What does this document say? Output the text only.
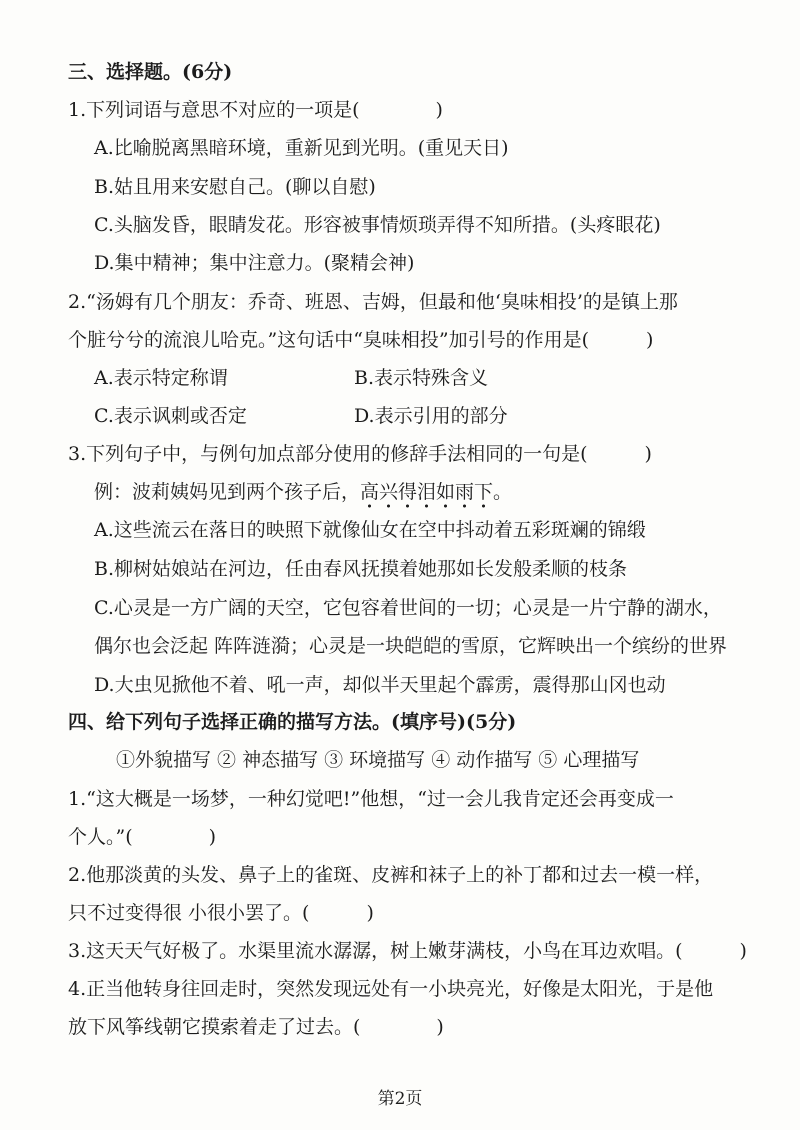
三、选择题。(6分)
1.下列词语与意思不对应的一项是(　　　　)
A.比喻脱离黑暗环境，重新见到光明。(重见天日)
B.姑且用来安慰自己。(聊以自慰)
C.头脑发昏，眼睛发花。形容被事情烦琐弄得不知所措。(头疼眼花)
D.集中精神；集中注意力。(聚精会神)
2.“汤姆有几个朋友：乔奇、班恩、吉姆，但最和他‘臭味相投’的是镇上那
个脏兮兮的流浪儿哈克。”这句话中“臭味相投”加引号的作用是(　　　)
A.表示特定称谓	B.表示特殊含义
C.表示讽刺或否定	D.表示引用的部分
3.下列句子中，与例句加点部分使用的修辞手法相同的一句是(　　　)
例：波莉姨妈见到两个孩子后，高兴得泪如雨下
。
A.这些流云在落日的映照下就像仙女在空中抖动着五彩斑斓的锦缎
B.柳树姑娘站在河边，任由春风抚摸着她那如长发般柔顺的枝条
C.心灵是一方广阔的天空，它包容着世间的一切；心灵是一片宁静的湖水，
偶尔也会泛起 阵阵涟漪；心灵是一块皑皑的雪原，它辉映出一个缤纷的世界
D.大虫见掀他不着、吼一声，却似半天里起个霹雳，震得那山冈也动
四、给下列句子选择正确的描写方法。(填序号)(5分)
①外貌描写 ② 神态描写 ③ 环境描写 ④ 动作描写 ⑤ 心理描写
1.“这大概是一场梦，一种幻觉吧!”他想，“过一会儿我肯定还会再变成一
个人。”(　　　　)
2.他那淡黄的头发、鼻子上的雀斑、皮裤和袜子上的补丁都和过去一模一样，
只不过变得很 小很小罢了。(　　　)
3.这天天气好极了。水渠里流水潺潺，树上嫩芽满枝，小鸟在耳边欢唱。(　　　)
4.正当他转身往回走时，突然发现远处有一小块亮光，好像是太阳光，于是他
放下风筝线朝它摸索着走了过去。(　　　　)
第2页
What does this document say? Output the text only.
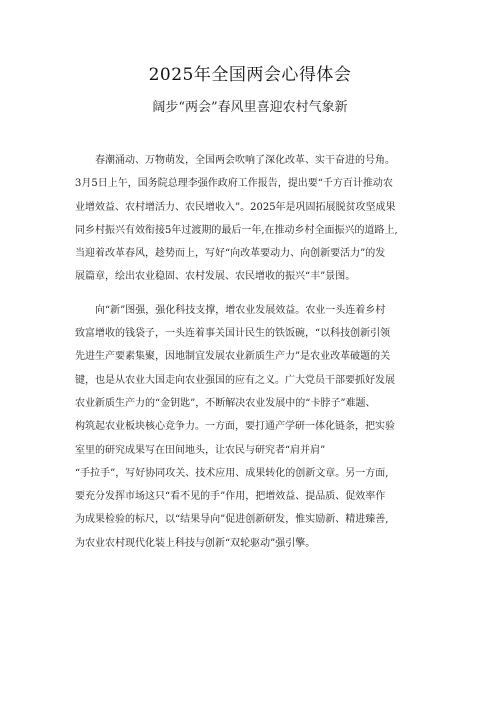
2025年全国两会心得体会
阔步“两会”春风里喜迎农村气象新
春潮涌动、万物萌发，全国两会吹响了深化改革、实干奋进的号角。
3月5日上午，国务院总理李强作政府工作报告，提出要“千方百计推动农
业增效益、农村增活力、农民增收入”。2025年是巩固拓展脱贫攻坚成果
同乡村振兴有效衔接5年过渡期的最后一年,在推动乡村全面振兴的道路上,
当迎着改革春风，趁势而上，写好“向改革要动力、向创新要活力”的发
展篇章，绘出农业稳固、农村发展、农民增收的振兴“丰”景图。
向“新”图强，强化科技支撑，增农业发展效益。农业一头连着乡村
致富增收的钱袋子，一头连着事关国计民生的铁饭碗，“以科技创新引领
先进生产要素集聚，因地制宜发展农业新质生产力”是农业改革破题的关
键，也是从农业大国走向农业强国的应有之义。广大党员干部要抓好发展
农业新质生产力的“金钥匙”，不断解决农业发展中的“卡脖子”难题、
构筑起农业板块核心竞争力。一方面，要打通产学研一体化链条，把实验
室里的研究成果写在田间地头，让农民与研究者“肩并肩”
“手拉手”，写好协同攻关、技术应用、成果转化的创新文章。另一方面,
要充分发挥市场这只“看不见的手”作用，把增效益、提品质、促效率作
为成果检验的标尺，以“结果导向”促进创新研发，惟实励新、精进臻善,
为农业农村现代化装上科技与创新“双轮驱动”强引擎。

^^^^^^^^^^^^^^^^

- _GIVEN PROBLEM_:
Scan the entries above and work out how many lines include the word "臭味相投"; the reply is that number alone.

- _SOLUTION TO THIS PROBLEM_:
2